§ **The request**: Copy every line of the data that contains the string "header".

§ **Material for this exercise**:
------

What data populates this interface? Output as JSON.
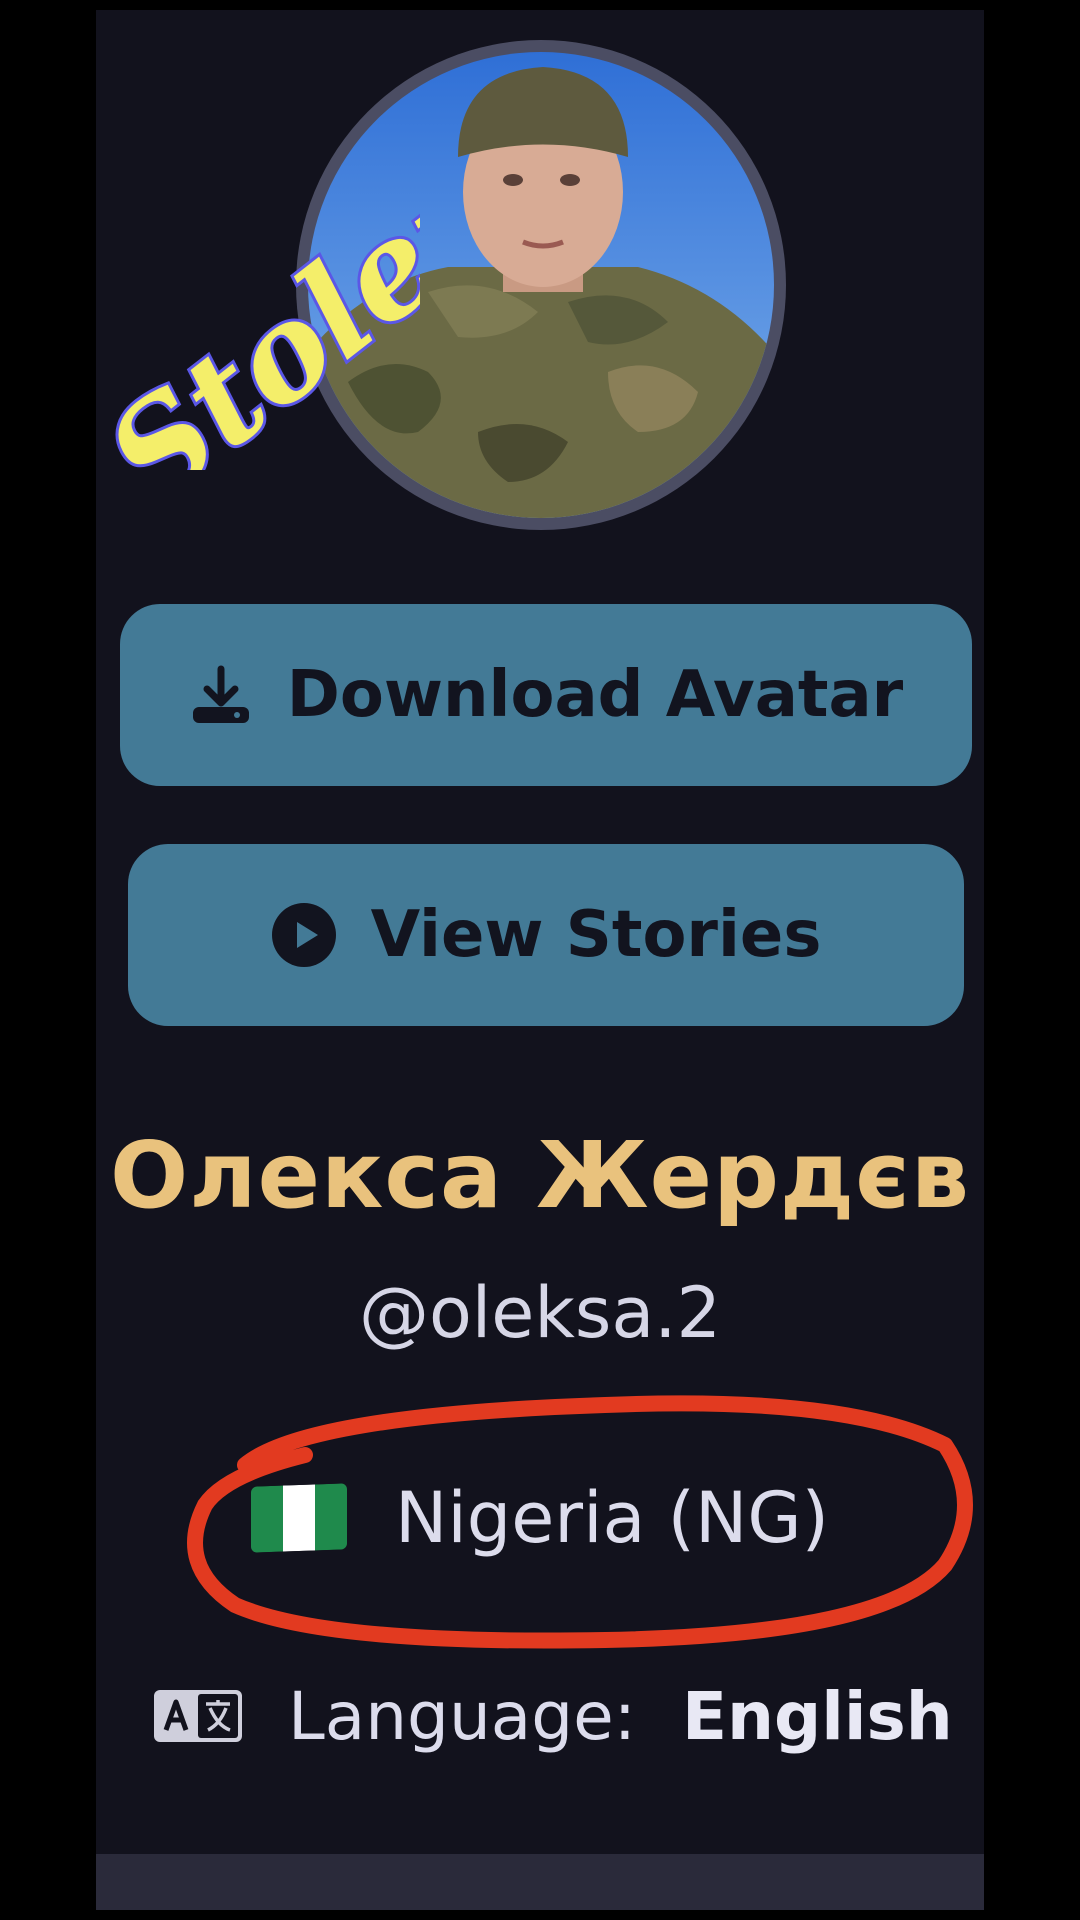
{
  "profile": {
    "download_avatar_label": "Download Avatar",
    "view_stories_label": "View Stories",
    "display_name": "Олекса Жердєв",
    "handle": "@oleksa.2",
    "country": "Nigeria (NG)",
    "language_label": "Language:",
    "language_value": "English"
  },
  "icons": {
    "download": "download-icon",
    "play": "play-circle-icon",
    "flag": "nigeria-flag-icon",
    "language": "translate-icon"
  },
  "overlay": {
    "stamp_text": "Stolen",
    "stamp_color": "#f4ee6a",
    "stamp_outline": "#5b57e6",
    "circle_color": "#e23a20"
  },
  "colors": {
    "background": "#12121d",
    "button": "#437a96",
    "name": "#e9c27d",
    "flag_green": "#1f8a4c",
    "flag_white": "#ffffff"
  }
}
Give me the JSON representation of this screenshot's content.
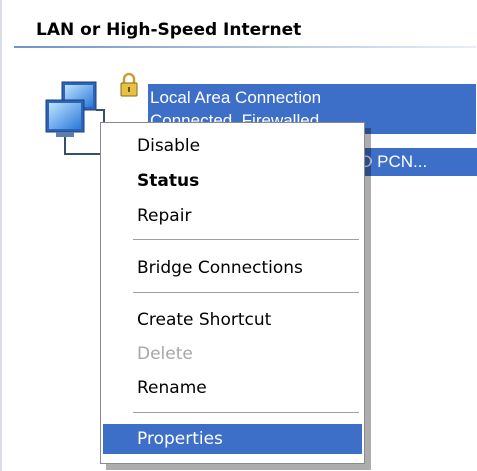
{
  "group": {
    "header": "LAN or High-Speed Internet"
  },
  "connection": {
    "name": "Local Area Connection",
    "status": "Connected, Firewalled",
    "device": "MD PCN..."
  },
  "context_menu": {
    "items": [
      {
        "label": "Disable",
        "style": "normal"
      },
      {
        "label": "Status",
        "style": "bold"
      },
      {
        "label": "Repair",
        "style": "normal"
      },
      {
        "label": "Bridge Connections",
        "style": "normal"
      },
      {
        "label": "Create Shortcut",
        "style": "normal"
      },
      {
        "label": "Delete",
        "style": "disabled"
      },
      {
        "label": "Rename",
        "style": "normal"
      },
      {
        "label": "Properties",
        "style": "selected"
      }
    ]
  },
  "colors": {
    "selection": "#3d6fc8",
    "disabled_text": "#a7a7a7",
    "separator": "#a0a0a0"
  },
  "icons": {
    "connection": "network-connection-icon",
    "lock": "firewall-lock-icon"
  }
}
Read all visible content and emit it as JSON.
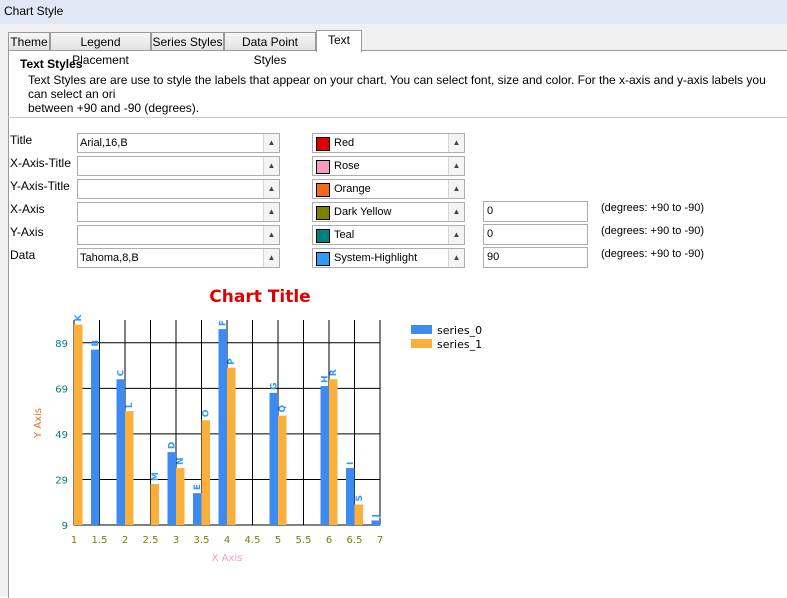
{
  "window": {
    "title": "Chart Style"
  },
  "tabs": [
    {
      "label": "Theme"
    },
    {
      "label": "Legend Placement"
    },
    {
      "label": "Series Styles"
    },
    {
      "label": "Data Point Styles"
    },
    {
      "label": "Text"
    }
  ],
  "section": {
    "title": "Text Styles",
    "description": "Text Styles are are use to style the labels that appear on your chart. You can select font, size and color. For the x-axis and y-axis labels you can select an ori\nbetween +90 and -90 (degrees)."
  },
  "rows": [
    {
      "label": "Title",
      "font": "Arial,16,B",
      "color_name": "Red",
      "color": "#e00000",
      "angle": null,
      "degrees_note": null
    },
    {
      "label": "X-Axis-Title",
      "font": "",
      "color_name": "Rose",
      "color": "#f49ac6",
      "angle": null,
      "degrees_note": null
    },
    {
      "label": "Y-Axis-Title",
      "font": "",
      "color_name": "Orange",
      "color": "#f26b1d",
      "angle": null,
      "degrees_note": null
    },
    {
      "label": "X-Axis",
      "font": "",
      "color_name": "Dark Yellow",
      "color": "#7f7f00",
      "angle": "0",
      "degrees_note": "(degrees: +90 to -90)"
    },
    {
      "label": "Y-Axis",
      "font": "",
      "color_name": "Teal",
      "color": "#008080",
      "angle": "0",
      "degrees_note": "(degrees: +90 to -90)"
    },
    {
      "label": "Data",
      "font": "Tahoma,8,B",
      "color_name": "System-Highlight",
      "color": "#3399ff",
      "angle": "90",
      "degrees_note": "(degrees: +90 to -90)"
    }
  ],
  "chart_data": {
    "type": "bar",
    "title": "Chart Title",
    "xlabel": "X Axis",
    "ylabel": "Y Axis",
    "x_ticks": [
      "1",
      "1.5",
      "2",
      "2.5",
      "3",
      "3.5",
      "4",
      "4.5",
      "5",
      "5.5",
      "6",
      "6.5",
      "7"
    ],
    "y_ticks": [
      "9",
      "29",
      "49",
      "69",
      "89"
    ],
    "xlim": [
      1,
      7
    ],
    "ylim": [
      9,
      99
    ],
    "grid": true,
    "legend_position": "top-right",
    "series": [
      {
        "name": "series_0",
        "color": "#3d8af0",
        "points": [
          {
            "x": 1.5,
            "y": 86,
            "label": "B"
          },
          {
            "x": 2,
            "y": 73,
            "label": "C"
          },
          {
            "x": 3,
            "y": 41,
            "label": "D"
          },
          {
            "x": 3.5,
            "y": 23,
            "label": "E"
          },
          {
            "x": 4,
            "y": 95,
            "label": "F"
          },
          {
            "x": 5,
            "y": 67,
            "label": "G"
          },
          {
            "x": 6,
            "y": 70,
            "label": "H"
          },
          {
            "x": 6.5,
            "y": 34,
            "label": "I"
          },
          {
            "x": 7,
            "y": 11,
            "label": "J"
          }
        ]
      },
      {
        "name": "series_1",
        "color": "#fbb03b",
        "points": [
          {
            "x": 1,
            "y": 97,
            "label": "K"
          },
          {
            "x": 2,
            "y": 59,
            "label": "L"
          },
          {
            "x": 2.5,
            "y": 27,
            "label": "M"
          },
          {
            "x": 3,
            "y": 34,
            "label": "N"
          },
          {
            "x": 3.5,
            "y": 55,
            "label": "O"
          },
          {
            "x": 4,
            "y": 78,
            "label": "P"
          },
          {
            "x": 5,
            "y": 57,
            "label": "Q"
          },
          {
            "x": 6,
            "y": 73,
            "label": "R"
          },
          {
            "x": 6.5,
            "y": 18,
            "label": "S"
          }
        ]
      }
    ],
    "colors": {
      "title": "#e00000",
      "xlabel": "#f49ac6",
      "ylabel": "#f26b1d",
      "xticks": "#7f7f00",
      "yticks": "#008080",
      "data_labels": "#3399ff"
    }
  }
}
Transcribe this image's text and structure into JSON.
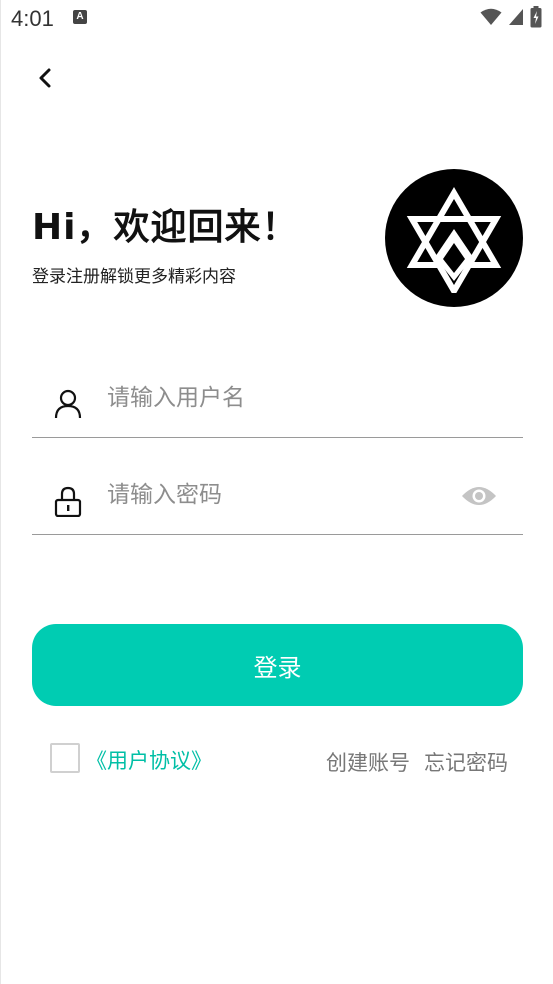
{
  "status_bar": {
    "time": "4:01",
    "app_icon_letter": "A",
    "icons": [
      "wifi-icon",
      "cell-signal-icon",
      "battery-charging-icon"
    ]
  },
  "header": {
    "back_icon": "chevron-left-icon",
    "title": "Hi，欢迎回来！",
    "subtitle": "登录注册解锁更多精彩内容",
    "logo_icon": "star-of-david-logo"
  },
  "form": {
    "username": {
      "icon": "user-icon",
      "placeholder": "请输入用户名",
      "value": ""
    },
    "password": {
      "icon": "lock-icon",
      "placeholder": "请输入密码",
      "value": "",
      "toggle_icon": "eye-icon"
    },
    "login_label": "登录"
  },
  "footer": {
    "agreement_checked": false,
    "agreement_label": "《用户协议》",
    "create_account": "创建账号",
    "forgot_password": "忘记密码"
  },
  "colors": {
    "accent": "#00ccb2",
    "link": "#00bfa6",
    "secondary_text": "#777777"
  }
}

------

§ **The reply**:
    "header": "LAN or High-Speed Internet"
  "header": {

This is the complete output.